◆ **Objective**:
Reproduce the lines below verbatim, starting with the line that contains "colorbar-swatch — [697, 500, 742, 516]" and continuing through the line that contains "colorbar-swatch — [654, 500, 699, 516]", including both of those lines.

>> Begin Data for the task

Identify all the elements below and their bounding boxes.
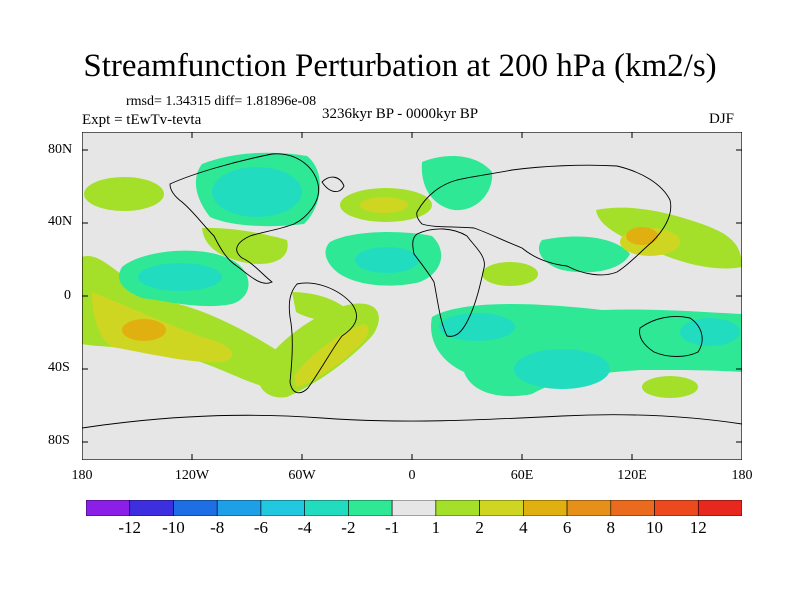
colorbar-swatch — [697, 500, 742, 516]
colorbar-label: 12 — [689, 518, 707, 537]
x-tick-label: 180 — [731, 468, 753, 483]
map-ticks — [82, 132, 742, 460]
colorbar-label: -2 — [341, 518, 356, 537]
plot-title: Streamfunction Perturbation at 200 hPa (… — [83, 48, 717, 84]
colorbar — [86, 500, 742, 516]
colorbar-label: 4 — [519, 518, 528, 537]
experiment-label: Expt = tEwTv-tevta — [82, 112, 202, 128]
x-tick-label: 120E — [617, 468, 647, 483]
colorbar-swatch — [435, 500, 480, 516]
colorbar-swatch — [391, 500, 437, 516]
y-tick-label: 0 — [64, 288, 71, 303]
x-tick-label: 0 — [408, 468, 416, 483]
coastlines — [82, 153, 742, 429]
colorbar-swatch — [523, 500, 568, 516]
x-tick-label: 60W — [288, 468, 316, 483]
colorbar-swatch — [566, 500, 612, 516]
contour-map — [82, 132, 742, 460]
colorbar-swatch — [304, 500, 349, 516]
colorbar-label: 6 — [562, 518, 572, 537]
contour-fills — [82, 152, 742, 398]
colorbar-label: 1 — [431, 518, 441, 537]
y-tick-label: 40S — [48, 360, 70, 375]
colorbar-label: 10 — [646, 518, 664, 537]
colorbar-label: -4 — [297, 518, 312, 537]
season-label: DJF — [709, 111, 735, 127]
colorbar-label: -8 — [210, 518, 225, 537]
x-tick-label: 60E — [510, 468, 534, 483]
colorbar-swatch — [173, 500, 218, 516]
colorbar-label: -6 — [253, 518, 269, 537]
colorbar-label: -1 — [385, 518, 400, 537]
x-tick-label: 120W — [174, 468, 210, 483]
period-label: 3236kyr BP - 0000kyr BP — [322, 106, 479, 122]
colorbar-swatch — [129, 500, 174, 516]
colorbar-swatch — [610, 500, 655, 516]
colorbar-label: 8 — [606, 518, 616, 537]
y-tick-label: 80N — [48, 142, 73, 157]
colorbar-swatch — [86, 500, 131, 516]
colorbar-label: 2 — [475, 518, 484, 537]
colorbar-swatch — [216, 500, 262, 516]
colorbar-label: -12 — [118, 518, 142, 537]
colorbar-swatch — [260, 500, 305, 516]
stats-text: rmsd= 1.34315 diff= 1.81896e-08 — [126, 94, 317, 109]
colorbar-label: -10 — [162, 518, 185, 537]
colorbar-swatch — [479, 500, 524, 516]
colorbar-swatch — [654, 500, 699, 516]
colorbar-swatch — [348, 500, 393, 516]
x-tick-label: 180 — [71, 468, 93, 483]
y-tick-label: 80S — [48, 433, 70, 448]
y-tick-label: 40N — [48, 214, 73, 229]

>> End Data for the task

◆ **Reply**:
colorbar-swatch — [697, 500, 742, 516]
colorbar-label: 12 — [689, 518, 707, 537]
x-tick-label: 180 — [731, 468, 753, 483]
map-ticks — [82, 132, 742, 460]
colorbar-label: -2 — [341, 518, 356, 537]
plot-title: Streamfunction Perturbation at 200 hPa (… — [83, 48, 717, 84]
colorbar — [86, 500, 742, 516]
colorbar-label: 4 — [519, 518, 528, 537]
experiment-label: Expt = tEwTv-tevta — [82, 112, 202, 128]
x-tick-label: 120E — [617, 468, 647, 483]
colorbar-swatch — [435, 500, 480, 516]
colorbar-swatch — [391, 500, 437, 516]
y-tick-label: 0 — [64, 288, 71, 303]
x-tick-label: 0 — [408, 468, 416, 483]
coastlines — [82, 153, 742, 429]
colorbar-swatch — [523, 500, 568, 516]
x-tick-label: 60W — [288, 468, 316, 483]
colorbar-swatch — [566, 500, 612, 516]
contour-map — [82, 132, 742, 460]
colorbar-swatch — [304, 500, 349, 516]
colorbar-label: 6 — [562, 518, 572, 537]
contour-fills — [82, 152, 742, 398]
colorbar-label: 1 — [431, 518, 441, 537]
y-tick-label: 40S — [48, 360, 70, 375]
colorbar-label: 10 — [646, 518, 664, 537]
colorbar-label: -4 — [297, 518, 312, 537]
season-label: DJF — [709, 111, 735, 127]
colorbar-label: -8 — [210, 518, 225, 537]
x-tick-label: 60E — [510, 468, 534, 483]
colorbar-swatch — [173, 500, 218, 516]
colorbar-label: -6 — [253, 518, 269, 537]
colorbar-label: -1 — [385, 518, 400, 537]
x-tick-label: 120W — [174, 468, 210, 483]
period-label: 3236kyr BP - 0000kyr BP — [322, 106, 479, 122]
colorbar-swatch — [129, 500, 174, 516]
colorbar-swatch — [610, 500, 655, 516]
colorbar-label: 8 — [606, 518, 616, 537]
y-tick-label: 80N — [48, 142, 73, 157]
colorbar-swatch — [86, 500, 131, 516]
colorbar-label: 2 — [475, 518, 484, 537]
colorbar-swatch — [216, 500, 262, 516]
colorbar-label: -12 — [118, 518, 142, 537]
colorbar-swatch — [260, 500, 305, 516]
stats-text: rmsd= 1.34315 diff= 1.81896e-08 — [126, 94, 317, 109]
colorbar-label: -10 — [162, 518, 185, 537]
colorbar-swatch — [479, 500, 524, 516]
colorbar-swatch — [654, 500, 699, 516]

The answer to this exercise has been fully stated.